:: Exercise details ::
Repeat the whole of the data, keeping every detail the same.

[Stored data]

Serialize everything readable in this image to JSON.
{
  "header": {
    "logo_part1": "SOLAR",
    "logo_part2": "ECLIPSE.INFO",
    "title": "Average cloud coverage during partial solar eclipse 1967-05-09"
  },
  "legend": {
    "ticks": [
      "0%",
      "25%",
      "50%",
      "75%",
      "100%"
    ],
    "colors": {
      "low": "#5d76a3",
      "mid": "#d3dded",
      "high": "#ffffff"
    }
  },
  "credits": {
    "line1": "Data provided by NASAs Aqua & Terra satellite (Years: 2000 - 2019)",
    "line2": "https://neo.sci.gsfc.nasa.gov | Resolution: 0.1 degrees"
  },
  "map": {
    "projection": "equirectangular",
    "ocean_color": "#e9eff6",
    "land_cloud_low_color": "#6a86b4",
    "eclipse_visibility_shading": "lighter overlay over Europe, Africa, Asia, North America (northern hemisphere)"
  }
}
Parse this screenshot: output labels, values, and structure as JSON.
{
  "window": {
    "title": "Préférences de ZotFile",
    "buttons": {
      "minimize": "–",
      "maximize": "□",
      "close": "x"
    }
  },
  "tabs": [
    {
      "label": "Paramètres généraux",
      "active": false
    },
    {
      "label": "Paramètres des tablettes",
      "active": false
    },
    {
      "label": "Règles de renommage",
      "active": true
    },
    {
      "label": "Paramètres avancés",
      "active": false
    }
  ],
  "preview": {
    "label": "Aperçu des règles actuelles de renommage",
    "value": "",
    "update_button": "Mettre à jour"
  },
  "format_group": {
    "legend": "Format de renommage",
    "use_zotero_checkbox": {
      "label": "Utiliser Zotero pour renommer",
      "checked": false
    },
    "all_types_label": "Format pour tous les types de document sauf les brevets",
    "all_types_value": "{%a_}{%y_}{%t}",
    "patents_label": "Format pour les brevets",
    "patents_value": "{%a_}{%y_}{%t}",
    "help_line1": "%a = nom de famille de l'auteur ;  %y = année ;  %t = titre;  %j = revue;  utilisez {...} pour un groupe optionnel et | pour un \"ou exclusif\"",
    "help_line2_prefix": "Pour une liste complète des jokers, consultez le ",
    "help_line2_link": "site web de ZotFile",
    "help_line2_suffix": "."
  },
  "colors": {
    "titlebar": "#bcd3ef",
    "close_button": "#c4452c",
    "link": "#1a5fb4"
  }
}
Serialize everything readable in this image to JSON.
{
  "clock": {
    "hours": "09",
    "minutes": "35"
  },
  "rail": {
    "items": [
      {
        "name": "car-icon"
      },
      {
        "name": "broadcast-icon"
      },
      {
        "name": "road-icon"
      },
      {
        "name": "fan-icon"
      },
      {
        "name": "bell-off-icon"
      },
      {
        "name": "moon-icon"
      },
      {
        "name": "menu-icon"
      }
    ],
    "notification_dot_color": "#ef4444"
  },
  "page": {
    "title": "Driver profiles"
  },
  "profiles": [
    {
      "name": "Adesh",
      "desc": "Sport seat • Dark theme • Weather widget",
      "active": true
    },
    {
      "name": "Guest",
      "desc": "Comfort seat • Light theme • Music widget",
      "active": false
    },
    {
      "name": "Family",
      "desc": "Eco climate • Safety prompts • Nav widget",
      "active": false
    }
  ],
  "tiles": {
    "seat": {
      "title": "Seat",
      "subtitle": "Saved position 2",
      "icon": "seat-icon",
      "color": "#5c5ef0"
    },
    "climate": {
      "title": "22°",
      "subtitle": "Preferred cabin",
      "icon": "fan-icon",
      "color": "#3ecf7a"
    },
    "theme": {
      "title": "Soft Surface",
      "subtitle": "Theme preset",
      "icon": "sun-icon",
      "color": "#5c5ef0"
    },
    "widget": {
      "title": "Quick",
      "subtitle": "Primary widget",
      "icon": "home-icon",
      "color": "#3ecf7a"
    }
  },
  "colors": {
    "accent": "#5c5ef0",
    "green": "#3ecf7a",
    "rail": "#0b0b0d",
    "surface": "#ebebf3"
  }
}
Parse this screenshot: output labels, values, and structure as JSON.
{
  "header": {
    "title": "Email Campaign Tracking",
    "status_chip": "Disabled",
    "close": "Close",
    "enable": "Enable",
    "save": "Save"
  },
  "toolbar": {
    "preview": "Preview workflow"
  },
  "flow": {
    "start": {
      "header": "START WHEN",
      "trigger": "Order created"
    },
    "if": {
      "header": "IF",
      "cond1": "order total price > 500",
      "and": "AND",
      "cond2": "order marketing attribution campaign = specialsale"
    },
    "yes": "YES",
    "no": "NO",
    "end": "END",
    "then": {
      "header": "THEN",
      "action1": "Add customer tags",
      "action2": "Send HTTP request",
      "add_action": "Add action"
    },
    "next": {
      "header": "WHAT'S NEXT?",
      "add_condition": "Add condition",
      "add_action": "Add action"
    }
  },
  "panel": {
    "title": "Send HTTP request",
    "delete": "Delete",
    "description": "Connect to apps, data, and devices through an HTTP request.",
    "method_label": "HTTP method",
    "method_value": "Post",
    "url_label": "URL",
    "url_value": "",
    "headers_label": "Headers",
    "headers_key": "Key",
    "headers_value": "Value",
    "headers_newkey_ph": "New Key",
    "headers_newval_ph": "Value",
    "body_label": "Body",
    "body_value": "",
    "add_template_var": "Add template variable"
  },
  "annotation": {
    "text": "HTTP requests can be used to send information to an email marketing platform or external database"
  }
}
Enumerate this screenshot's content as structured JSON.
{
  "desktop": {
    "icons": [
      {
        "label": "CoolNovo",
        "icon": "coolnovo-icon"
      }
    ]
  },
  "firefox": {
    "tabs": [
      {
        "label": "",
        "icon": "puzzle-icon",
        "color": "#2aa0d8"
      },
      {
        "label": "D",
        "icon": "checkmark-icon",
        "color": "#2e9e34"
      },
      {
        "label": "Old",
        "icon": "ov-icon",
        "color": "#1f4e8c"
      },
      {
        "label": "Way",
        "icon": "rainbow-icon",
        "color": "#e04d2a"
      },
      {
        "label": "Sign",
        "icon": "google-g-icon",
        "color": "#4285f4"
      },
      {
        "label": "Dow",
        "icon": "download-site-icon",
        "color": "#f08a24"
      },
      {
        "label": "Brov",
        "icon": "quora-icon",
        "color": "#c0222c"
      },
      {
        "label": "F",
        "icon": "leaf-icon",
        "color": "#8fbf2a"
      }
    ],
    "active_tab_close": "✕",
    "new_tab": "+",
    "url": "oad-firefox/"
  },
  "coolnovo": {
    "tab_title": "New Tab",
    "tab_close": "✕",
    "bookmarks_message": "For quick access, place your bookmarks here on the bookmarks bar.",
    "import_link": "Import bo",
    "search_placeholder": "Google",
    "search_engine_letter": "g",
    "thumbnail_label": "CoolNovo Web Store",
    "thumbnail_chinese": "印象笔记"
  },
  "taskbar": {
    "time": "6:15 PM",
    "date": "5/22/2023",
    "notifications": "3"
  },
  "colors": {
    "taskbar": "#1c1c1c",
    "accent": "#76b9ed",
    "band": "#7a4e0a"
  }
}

:: Exercise solution ::
Serialize everything readable in this image to JSON.
{
  "header": {
    "logo_part1": "SOLAR",
    "logo_part2": "ECLIPSE.INFO",
    "title": "Average cloud coverage during partial solar eclipse 1967-05-09"
  },
  "legend": {
    "ticks": [
      "0%",
      "25%",
      "50%",
      "75%",
      "100%"
    ],
    "colors": {
      "low": "#5d76a3",
      "mid": "#d3dded",
      "high": "#ffffff"
    }
  },
  "credits": {
    "line1": "Data provided by NASAs Aqua & Terra satellite (Years: 2000 - 2019)",
    "line2": "https://neo.sci.gsfc.nasa.gov | Resolution: 0.1 degrees"
  },
  "map": {
    "projection": "equirectangular",
    "ocean_color": "#e9eff6",
    "land_cloud_low_color": "#6a86b4",
    "eclipse_visibility_shading": "lighter overlay over Europe, Africa, Asia, North America (northern hemisphere)"
  }
}
Parse this screenshot: output labels, values, and structure as JSON.
{
  "window": {
    "title": "Préférences de ZotFile",
    "buttons": {
      "minimize": "–",
      "maximize": "□",
      "close": "x"
    }
  },
  "tabs": [
    {
      "label": "Paramètres généraux",
      "active": false
    },
    {
      "label": "Paramètres des tablettes",
      "active": false
    },
    {
      "label": "Règles de renommage",
      "active": true
    },
    {
      "label": "Paramètres avancés",
      "active": false
    }
  ],
  "preview": {
    "label": "Aperçu des règles actuelles de renommage",
    "value": "",
    "update_button": "Mettre à jour"
  },
  "format_group": {
    "legend": "Format de renommage",
    "use_zotero_checkbox": {
      "label": "Utiliser Zotero pour renommer",
      "checked": false
    },
    "all_types_label": "Format pour tous les types de document sauf les brevets",
    "all_types_value": "{%a_}{%y_}{%t}",
    "patents_label": "Format pour les brevets",
    "patents_value": "{%a_}{%y_}{%t}",
    "help_line1": "%a = nom de famille de l'auteur ;  %y = année ;  %t = titre;  %j = revue;  utilisez {...} pour un groupe optionnel et | pour un \"ou exclusif\"",
    "help_line2_prefix": "Pour une liste complète des jokers, consultez le ",
    "help_line2_link": "site web de ZotFile",
    "help_line2_suffix": "."
  },
  "colors": {
    "titlebar": "#bcd3ef",
    "close_button": "#c4452c",
    "link": "#1a5fb4"
  }
}
Serialize everything readable in this image to JSON.
{
  "clock": {
    "hours": "09",
    "minutes": "35"
  },
  "rail": {
    "items": [
      {
        "name": "car-icon"
      },
      {
        "name": "broadcast-icon"
      },
      {
        "name": "road-icon"
      },
      {
        "name": "fan-icon"
      },
      {
        "name": "bell-off-icon"
      },
      {
        "name": "moon-icon"
      },
      {
        "name": "menu-icon"
      }
    ],
    "notification_dot_color": "#ef4444"
  },
  "page": {
    "title": "Driver profiles"
  },
  "profiles": [
    {
      "name": "Adesh",
      "desc": "Sport seat • Dark theme • Weather widget",
      "active": true
    },
    {
      "name": "Guest",
      "desc": "Comfort seat • Light theme • Music widget",
      "active": false
    },
    {
      "name": "Family",
      "desc": "Eco climate • Safety prompts • Nav widget",
      "active": false
    }
  ],
  "tiles": {
    "seat": {
      "title": "Seat",
      "subtitle": "Saved position 2",
      "icon": "seat-icon",
      "color": "#5c5ef0"
    },
    "climate": {
      "title": "22°",
      "subtitle": "Preferred cabin",
      "icon": "fan-icon",
      "color": "#3ecf7a"
    },
    "theme": {
      "title": "Soft Surface",
      "subtitle": "Theme preset",
      "icon": "sun-icon",
      "color": "#5c5ef0"
    },
    "widget": {
      "title": "Quick",
      "subtitle": "Primary widget",
      "icon": "home-icon",
      "color": "#3ecf7a"
    }
  },
  "colors": {
    "accent": "#5c5ef0",
    "green": "#3ecf7a",
    "rail": "#0b0b0d",
    "surface": "#ebebf3"
  }
}
Parse this screenshot: output labels, values, and structure as JSON.
{
  "header": {
    "title": "Email Campaign Tracking",
    "status_chip": "Disabled",
    "close": "Close",
    "enable": "Enable",
    "save": "Save"
  },
  "toolbar": {
    "preview": "Preview workflow"
  },
  "flow": {
    "start": {
      "header": "START WHEN",
      "trigger": "Order created"
    },
    "if": {
      "header": "IF",
      "cond1": "order total price > 500",
      "and": "AND",
      "cond2": "order marketing attribution campaign = specialsale"
    },
    "yes": "YES",
    "no": "NO",
    "end": "END",
    "then": {
      "header": "THEN",
      "action1": "Add customer tags",
      "action2": "Send HTTP request",
      "add_action": "Add action"
    },
    "next": {
      "header": "WHAT'S NEXT?",
      "add_condition": "Add condition",
      "add_action": "Add action"
    }
  },
  "panel": {
    "title": "Send HTTP request",
    "delete": "Delete",
    "description": "Connect to apps, data, and devices through an HTTP request.",
    "method_label": "HTTP method",
    "method_value": "Post",
    "url_label": "URL",
    "url_value": "",
    "headers_label": "Headers",
    "headers_key": "Key",
    "headers_value": "Value",
    "headers_newkey_ph": "New Key",
    "headers_newval_ph": "Value",
    "body_label": "Body",
    "body_value": "",
    "add_template_var": "Add template variable"
  },
  "annotation": {
    "text": "HTTP requests can be used to send information to an email marketing platform or external database"
  }
}
Enumerate this screenshot's content as structured JSON.
{
  "desktop": {
    "icons": [
      {
        "label": "CoolNovo",
        "icon": "coolnovo-icon"
      }
    ]
  },
  "firefox": {
    "tabs": [
      {
        "label": "",
        "icon": "puzzle-icon",
        "color": "#2aa0d8"
      },
      {
        "label": "D",
        "icon": "checkmark-icon",
        "color": "#2e9e34"
      },
      {
        "label": "Old",
        "icon": "ov-icon",
        "color": "#1f4e8c"
      },
      {
        "label": "Way",
        "icon": "rainbow-icon",
        "color": "#e04d2a"
      },
      {
        "label": "Sign",
        "icon": "google-g-icon",
        "color": "#4285f4"
      },
      {
        "label": "Dow",
        "icon": "download-site-icon",
        "color": "#f08a24"
      },
      {
        "label": "Brov",
        "icon": "quora-icon",
        "color": "#c0222c"
      },
      {
        "label": "F",
        "icon": "leaf-icon",
        "color": "#8fbf2a"
      }
    ],
    "active_tab_close": "✕",
    "new_tab": "+",
    "url": "oad-firefox/"
  },
  "coolnovo": {
    "tab_title": "New Tab",
    "tab_close": "✕",
    "bookmarks_message": "For quick access, place your bookmarks here on the bookmarks bar.",
    "import_link": "Import bo",
    "search_placeholder": "Google",
    "search_engine_letter": "g",
    "thumbnail_label": "CoolNovo Web Store",
    "thumbnail_chinese": "印象笔记"
  },
  "taskbar": {
    "time": "6:15 PM",
    "date": "5/22/2023",
    "notifications": "3"
  },
  "colors": {
    "taskbar": "#1c1c1c",
    "accent": "#76b9ed",
    "band": "#7a4e0a"
  }
}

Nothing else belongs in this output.